[start]
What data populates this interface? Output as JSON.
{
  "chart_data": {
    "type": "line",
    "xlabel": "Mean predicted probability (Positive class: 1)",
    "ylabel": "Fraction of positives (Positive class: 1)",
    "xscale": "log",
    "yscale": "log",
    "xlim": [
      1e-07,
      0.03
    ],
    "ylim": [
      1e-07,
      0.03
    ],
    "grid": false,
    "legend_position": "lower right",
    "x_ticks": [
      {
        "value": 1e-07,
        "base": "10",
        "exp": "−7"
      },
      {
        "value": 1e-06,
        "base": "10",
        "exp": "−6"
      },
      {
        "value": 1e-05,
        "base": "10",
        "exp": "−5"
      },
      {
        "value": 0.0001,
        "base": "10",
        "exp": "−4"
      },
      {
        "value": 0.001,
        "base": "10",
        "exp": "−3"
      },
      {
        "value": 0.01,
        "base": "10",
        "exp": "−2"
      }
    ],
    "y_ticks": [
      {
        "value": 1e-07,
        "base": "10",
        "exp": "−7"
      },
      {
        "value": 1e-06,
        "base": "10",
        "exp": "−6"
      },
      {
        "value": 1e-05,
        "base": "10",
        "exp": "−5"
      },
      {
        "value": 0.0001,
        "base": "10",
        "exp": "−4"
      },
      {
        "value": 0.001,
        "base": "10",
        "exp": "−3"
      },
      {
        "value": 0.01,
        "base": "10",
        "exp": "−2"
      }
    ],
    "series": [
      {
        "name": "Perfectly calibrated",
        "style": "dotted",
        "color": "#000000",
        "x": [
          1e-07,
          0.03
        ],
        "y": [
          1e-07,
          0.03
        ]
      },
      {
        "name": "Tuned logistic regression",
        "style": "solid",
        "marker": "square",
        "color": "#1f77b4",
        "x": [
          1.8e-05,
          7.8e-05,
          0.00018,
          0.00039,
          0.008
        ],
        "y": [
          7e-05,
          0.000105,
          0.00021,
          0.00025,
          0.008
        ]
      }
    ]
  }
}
[end]
● Task objective
Faithfully reproduce all of the records, character for character.

● Full output
What data populates this interface? Output as JSON.
{
  "chart_data": {
    "type": "line",
    "xlabel": "Mean predicted probability (Positive class: 1)",
    "ylabel": "Fraction of positives (Positive class: 1)",
    "xscale": "log",
    "yscale": "log",
    "xlim": [
      1e-07,
      0.03
    ],
    "ylim": [
      1e-07,
      0.03
    ],
    "grid": false,
    "legend_position": "lower right",
    "x_ticks": [
      {
        "value": 1e-07,
        "base": "10",
        "exp": "−7"
      },
      {
        "value": 1e-06,
        "base": "10",
        "exp": "−6"
      },
      {
        "value": 1e-05,
        "base": "10",
        "exp": "−5"
      },
      {
        "value": 0.0001,
        "base": "10",
        "exp": "−4"
      },
      {
        "value": 0.001,
        "base": "10",
        "exp": "−3"
      },
      {
        "value": 0.01,
        "base": "10",
        "exp": "−2"
      }
    ],
    "y_ticks": [
      {
        "value": 1e-07,
        "base": "10",
        "exp": "−7"
      },
      {
        "value": 1e-06,
        "base": "10",
        "exp": "−6"
      },
      {
        "value": 1e-05,
        "base": "10",
        "exp": "−5"
      },
      {
        "value": 0.0001,
        "base": "10",
        "exp": "−4"
      },
      {
        "value": 0.001,
        "base": "10",
        "exp": "−3"
      },
      {
        "value": 0.01,
        "base": "10",
        "exp": "−2"
      }
    ],
    "series": [
      {
        "name": "Perfectly calibrated",
        "style": "dotted",
        "color": "#000000",
        "x": [
          1e-07,
          0.03
        ],
        "y": [
          1e-07,
          0.03
        ]
      },
      {
        "name": "Tuned logistic regression",
        "style": "solid",
        "marker": "square",
        "color": "#1f77b4",
        "x": [
          1.8e-05,
          7.8e-05,
          0.00018,
          0.00039,
          0.008
        ],
        "y": [
          7e-05,
          0.000105,
          0.00021,
          0.00025,
          0.008
        ]
      }
    ]
  }
}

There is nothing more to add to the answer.